** Start Records for processing **

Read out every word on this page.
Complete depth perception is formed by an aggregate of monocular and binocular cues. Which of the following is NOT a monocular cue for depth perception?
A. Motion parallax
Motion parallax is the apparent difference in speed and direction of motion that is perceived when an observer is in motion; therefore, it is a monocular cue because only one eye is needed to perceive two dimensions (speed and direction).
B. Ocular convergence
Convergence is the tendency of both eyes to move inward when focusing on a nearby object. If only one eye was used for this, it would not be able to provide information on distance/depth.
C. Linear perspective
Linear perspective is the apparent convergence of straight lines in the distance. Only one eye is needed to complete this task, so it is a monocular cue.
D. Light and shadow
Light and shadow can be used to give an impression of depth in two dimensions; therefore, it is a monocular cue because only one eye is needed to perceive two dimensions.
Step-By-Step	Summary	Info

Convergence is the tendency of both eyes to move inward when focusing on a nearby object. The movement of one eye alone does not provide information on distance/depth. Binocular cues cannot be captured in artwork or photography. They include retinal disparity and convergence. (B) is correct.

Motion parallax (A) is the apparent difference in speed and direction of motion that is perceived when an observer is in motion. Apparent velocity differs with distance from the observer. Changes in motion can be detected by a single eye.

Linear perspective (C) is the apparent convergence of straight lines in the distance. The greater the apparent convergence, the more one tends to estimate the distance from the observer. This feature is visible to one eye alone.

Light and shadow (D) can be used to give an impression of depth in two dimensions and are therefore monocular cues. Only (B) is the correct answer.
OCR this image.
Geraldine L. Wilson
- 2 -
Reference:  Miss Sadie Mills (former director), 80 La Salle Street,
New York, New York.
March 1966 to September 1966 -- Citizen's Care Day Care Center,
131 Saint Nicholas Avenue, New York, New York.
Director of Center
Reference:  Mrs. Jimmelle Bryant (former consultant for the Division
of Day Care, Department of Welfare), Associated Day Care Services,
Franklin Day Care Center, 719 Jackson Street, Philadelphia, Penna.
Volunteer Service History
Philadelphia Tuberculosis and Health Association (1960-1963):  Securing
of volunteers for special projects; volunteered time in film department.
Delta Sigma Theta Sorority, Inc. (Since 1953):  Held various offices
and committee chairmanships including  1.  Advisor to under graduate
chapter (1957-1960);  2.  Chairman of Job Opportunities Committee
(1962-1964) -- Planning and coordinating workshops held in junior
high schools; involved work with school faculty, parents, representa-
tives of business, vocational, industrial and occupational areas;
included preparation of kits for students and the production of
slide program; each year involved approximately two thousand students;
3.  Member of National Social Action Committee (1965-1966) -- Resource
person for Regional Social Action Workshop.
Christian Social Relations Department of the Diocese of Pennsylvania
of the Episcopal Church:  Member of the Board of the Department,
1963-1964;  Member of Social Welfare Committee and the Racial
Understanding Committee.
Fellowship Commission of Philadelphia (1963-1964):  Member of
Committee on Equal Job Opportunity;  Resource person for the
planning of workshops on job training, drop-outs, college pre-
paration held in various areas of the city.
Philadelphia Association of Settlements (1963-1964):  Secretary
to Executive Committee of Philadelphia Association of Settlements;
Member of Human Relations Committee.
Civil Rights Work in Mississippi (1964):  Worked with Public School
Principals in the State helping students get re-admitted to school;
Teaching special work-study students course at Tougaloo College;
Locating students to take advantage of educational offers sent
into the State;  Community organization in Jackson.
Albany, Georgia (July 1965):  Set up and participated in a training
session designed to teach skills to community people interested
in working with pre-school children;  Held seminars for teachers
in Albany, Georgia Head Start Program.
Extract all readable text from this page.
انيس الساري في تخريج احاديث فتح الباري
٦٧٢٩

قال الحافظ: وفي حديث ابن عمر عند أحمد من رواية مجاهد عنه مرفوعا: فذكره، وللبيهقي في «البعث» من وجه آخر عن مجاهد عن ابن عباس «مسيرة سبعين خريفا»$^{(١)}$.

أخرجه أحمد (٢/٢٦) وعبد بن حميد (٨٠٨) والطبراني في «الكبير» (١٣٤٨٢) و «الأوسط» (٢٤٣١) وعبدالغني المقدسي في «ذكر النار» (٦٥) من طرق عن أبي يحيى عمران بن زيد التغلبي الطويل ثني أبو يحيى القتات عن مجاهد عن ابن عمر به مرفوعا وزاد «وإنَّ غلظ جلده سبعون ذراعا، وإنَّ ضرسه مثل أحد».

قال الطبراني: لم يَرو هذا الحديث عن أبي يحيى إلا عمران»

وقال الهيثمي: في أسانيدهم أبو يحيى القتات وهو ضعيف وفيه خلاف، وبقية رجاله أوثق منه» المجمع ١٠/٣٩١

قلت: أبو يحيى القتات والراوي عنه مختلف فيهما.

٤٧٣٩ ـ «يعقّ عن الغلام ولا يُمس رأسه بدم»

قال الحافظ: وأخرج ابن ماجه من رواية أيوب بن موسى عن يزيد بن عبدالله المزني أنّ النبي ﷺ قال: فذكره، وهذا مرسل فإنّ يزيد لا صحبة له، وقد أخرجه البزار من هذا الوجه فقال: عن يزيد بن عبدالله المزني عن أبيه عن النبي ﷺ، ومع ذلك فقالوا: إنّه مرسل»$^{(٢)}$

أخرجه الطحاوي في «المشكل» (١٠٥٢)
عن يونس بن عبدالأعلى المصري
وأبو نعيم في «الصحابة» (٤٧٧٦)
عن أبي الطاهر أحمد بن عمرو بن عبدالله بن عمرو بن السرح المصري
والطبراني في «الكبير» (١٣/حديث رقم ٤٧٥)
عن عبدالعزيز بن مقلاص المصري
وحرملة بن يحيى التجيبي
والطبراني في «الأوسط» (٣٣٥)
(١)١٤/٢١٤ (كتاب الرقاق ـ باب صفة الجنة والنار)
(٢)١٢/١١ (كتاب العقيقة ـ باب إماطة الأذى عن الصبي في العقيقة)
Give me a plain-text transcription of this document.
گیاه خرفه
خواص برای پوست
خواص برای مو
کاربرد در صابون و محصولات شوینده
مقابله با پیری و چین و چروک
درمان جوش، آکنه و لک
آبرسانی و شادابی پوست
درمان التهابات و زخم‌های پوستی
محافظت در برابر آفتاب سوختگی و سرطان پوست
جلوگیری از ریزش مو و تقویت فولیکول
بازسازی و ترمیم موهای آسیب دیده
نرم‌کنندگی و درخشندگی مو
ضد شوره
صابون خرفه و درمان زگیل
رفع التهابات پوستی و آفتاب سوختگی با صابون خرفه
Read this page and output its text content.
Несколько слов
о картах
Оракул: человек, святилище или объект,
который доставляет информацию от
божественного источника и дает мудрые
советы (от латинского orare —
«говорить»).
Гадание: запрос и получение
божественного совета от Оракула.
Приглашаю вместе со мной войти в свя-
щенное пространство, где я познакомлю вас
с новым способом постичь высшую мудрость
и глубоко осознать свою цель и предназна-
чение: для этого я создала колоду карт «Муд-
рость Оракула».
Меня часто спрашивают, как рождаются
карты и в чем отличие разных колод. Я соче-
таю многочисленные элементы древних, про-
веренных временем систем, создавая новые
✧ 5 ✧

** End Records for processing **

◆ **What you are asked to do**: Write out every entry exactly as given.

◆ **Task output**:
Read out every word on this page.
Complete depth perception is formed by an aggregate of monocular and binocular cues. Which of the following is NOT a monocular cue for depth perception?
A. Motion parallax
Motion parallax is the apparent difference in speed and direction of motion that is perceived when an observer is in motion; therefore, it is a monocular cue because only one eye is needed to perceive two dimensions (speed and direction).
B. Ocular convergence
Convergence is the tendency of both eyes to move inward when focusing on a nearby object. If only one eye was used for this, it would not be able to provide information on distance/depth.
C. Linear perspective
Linear perspective is the apparent convergence of straight lines in the distance. Only one eye is needed to complete this task, so it is a monocular cue.
D. Light and shadow
Light and shadow can be used to give an impression of depth in two dimensions; therefore, it is a monocular cue because only one eye is needed to perceive two dimensions.
Step-By-Step	Summary	Info

Convergence is the tendency of both eyes to move inward when focusing on a nearby object. The movement of one eye alone does not provide information on distance/depth. Binocular cues cannot be captured in artwork or photography. They include retinal disparity and convergence. (B) is correct.

Motion parallax (A) is the apparent difference in speed and direction of motion that is perceived when an observer is in motion. Apparent velocity differs with distance from the observer. Changes in motion can be detected by a single eye.

Linear perspective (C) is the apparent convergence of straight lines in the distance. The greater the apparent convergence, the more one tends to estimate the distance from the observer. This feature is visible to one eye alone.

Light and shadow (D) can be used to give an impression of depth in two dimensions and are therefore monocular cues. Only (B) is the correct answer.
OCR this image.
Geraldine L. Wilson
- 2 -
Reference:  Miss Sadie Mills (former director), 80 La Salle Street,
New York, New York.
March 1966 to September 1966 -- Citizen's Care Day Care Center,
131 Saint Nicholas Avenue, New York, New York.
Director of Center
Reference:  Mrs. Jimmelle Bryant (former consultant for the Division
of Day Care, Department of Welfare), Associated Day Care Services,
Franklin Day Care Center, 719 Jackson Street, Philadelphia, Penna.
Volunteer Service History
Philadelphia Tuberculosis and Health Association (1960-1963):  Securing
of volunteers for special projects; volunteered time in film department.
Delta Sigma Theta Sorority, Inc. (Since 1953):  Held various offices
and committee chairmanships including  1.  Advisor to under graduate
chapter (1957-1960);  2.  Chairman of Job Opportunities Committee
(1962-1964) -- Planning and coordinating workshops held in junior
high schools; involved work with school faculty, parents, representa-
tives of business, vocational, industrial and occupational areas;
included preparation of kits for students and the production of
slide program; each year involved approximately two thousand students;
3.  Member of National Social Action Committee (1965-1966) -- Resource
person for Regional Social Action Workshop.
Christian Social Relations Department of the Diocese of Pennsylvania
of the Episcopal Church:  Member of the Board of the Department,
1963-1964;  Member of Social Welfare Committee and the Racial
Understanding Committee.
Fellowship Commission of Philadelphia (1963-1964):  Member of
Committee on Equal Job Opportunity;  Resource person for the
planning of workshops on job training, drop-outs, college pre-
paration held in various areas of the city.
Philadelphia Association of Settlements (1963-1964):  Secretary
to Executive Committee of Philadelphia Association of Settlements;
Member of Human Relations Committee.
Civil Rights Work in Mississippi (1964):  Worked with Public School
Principals in the State helping students get re-admitted to school;
Teaching special work-study students course at Tougaloo College;
Locating students to take advantage of educational offers sent
into the State;  Community organization in Jackson.
Albany, Georgia (July 1965):  Set up and participated in a training
session designed to teach skills to community people interested
in working with pre-school children;  Held seminars for teachers
in Albany, Georgia Head Start Program.
Extract all readable text from this page.
انيس الساري في تخريج احاديث فتح الباري
٦٧٢٩

قال الحافظ: وفي حديث ابن عمر عند أحمد من رواية مجاهد عنه مرفوعا: فذكره، وللبيهقي في «البعث» من وجه آخر عن مجاهد عن ابن عباس «مسيرة سبعين خريفا»$^{(١)}$.

أخرجه أحمد (٢/٢٦) وعبد بن حميد (٨٠٨) والطبراني في «الكبير» (١٣٤٨٢) و «الأوسط» (٢٤٣١) وعبدالغني المقدسي في «ذكر النار» (٦٥) من طرق عن أبي يحيى عمران بن زيد التغلبي الطويل ثني أبو يحيى القتات عن مجاهد عن ابن عمر به مرفوعا وزاد «وإنَّ غلظ جلده سبعون ذراعا، وإنَّ ضرسه مثل أحد».

قال الطبراني: لم يَرو هذا الحديث عن أبي يحيى إلا عمران»

وقال الهيثمي: في أسانيدهم أبو يحيى القتات وهو ضعيف وفيه خلاف، وبقية رجاله أوثق منه» المجمع ١٠/٣٩١

قلت: أبو يحيى القتات والراوي عنه مختلف فيهما.

٤٧٣٩ ـ «يعقّ عن الغلام ولا يُمس رأسه بدم»

قال الحافظ: وأخرج ابن ماجه من رواية أيوب بن موسى عن يزيد بن عبدالله المزني أنّ النبي ﷺ قال: فذكره، وهذا مرسل فإنّ يزيد لا صحبة له، وقد أخرجه البزار من هذا الوجه فقال: عن يزيد بن عبدالله المزني عن أبيه عن النبي ﷺ، ومع ذلك فقالوا: إنّه مرسل»$^{(٢)}$

أخرجه الطحاوي في «المشكل» (١٠٥٢)
عن يونس بن عبدالأعلى المصري
وأبو نعيم في «الصحابة» (٤٧٧٦)
عن أبي الطاهر أحمد بن عمرو بن عبدالله بن عمرو بن السرح المصري
والطبراني في «الكبير» (١٣/حديث رقم ٤٧٥)
عن عبدالعزيز بن مقلاص المصري
وحرملة بن يحيى التجيبي
والطبراني في «الأوسط» (٣٣٥)
(١)١٤/٢١٤ (كتاب الرقاق ـ باب صفة الجنة والنار)
(٢)١٢/١١ (كتاب العقيقة ـ باب إماطة الأذى عن الصبي في العقيقة)
Give me a plain-text transcription of this document.
گیاه خرفه
خواص برای پوست
خواص برای مو
کاربرد در صابون و محصولات شوینده
مقابله با پیری و چین و چروک
درمان جوش، آکنه و لک
آبرسانی و شادابی پوست
درمان التهابات و زخم‌های پوستی
محافظت در برابر آفتاب سوختگی و سرطان پوست
جلوگیری از ریزش مو و تقویت فولیکول
بازسازی و ترمیم موهای آسیب دیده
نرم‌کنندگی و درخشندگی مو
ضد شوره
صابون خرفه و درمان زگیل
رفع التهابات پوستی و آفتاب سوختگی با صابون خرفه
Read this page and output its text content.
Несколько слов
о картах
Оракул: человек, святилище или объект,
который доставляет информацию от
божественного источника и дает мудрые
советы (от латинского orare —
«говорить»).
Гадание: запрос и получение
божественного совета от Оракула.
Приглашаю вместе со мной войти в свя-
щенное пространство, где я познакомлю вас
с новым способом постичь высшую мудрость
и глубоко осознать свою цель и предназна-
чение: для этого я создала колоду карт «Муд-
рость Оракула».
Меня часто спрашивают, как рождаются
карты и в чем отличие разных колод. Я соче-
таю многочисленные элементы древних, про-
веренных временем систем, создавая новые
✧ 5 ✧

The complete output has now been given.